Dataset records
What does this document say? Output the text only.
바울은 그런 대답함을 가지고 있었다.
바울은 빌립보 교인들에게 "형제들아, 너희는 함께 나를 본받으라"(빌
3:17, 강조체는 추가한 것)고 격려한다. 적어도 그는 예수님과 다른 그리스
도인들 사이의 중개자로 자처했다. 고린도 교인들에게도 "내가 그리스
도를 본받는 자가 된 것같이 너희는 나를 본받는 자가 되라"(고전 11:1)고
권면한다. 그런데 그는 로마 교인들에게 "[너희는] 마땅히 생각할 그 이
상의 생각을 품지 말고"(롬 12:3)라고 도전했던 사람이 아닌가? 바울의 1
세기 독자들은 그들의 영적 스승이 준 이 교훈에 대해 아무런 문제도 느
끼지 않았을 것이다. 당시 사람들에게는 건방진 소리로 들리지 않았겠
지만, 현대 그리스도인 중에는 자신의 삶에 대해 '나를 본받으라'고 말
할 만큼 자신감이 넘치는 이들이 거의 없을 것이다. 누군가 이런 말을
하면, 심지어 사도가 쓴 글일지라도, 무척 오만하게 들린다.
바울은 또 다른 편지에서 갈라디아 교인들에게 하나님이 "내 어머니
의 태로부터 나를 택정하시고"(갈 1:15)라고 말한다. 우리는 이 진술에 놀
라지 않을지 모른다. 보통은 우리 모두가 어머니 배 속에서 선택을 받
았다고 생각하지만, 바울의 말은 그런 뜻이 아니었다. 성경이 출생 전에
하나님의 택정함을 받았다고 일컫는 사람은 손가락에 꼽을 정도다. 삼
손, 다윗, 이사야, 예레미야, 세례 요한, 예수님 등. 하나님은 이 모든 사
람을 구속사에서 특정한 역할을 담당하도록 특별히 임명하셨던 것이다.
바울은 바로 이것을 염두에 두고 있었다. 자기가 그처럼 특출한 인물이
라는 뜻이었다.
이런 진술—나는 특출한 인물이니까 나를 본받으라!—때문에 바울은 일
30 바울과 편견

:: REQUEST ::
Write out the full set of records exactly as given.

:: FULL ANSWER ::
What does this document say? Output the text only.
바울은 그런 대답함을 가지고 있었다.
바울은 빌립보 교인들에게 "형제들아, 너희는 함께 나를 본받으라"(빌
3:17, 강조체는 추가한 것)고 격려한다. 적어도 그는 예수님과 다른 그리스
도인들 사이의 중개자로 자처했다. 고린도 교인들에게도 "내가 그리스
도를 본받는 자가 된 것같이 너희는 나를 본받는 자가 되라"(고전 11:1)고
권면한다. 그런데 그는 로마 교인들에게 "[너희는] 마땅히 생각할 그 이
상의 생각을 품지 말고"(롬 12:3)라고 도전했던 사람이 아닌가? 바울의 1
세기 독자들은 그들의 영적 스승이 준 이 교훈에 대해 아무런 문제도 느
끼지 않았을 것이다. 당시 사람들에게는 건방진 소리로 들리지 않았겠
지만, 현대 그리스도인 중에는 자신의 삶에 대해 '나를 본받으라'고 말
할 만큼 자신감이 넘치는 이들이 거의 없을 것이다. 누군가 이런 말을
하면, 심지어 사도가 쓴 글일지라도, 무척 오만하게 들린다.
바울은 또 다른 편지에서 갈라디아 교인들에게 하나님이 "내 어머니
의 태로부터 나를 택정하시고"(갈 1:15)라고 말한다. 우리는 이 진술에 놀
라지 않을지 모른다. 보통은 우리 모두가 어머니 배 속에서 선택을 받
았다고 생각하지만, 바울의 말은 그런 뜻이 아니었다. 성경이 출생 전에
하나님의 택정함을 받았다고 일컫는 사람은 손가락에 꼽을 정도다. 삼
손, 다윗, 이사야, 예레미야, 세례 요한, 예수님 등. 하나님은 이 모든 사
람을 구속사에서 특정한 역할을 담당하도록 특별히 임명하셨던 것이다.
바울은 바로 이것을 염두에 두고 있었다. 자기가 그처럼 특출한 인물이
라는 뜻이었다.
이런 진술—나는 특출한 인물이니까 나를 본받으라!—때문에 바울은 일
30 바울과 편견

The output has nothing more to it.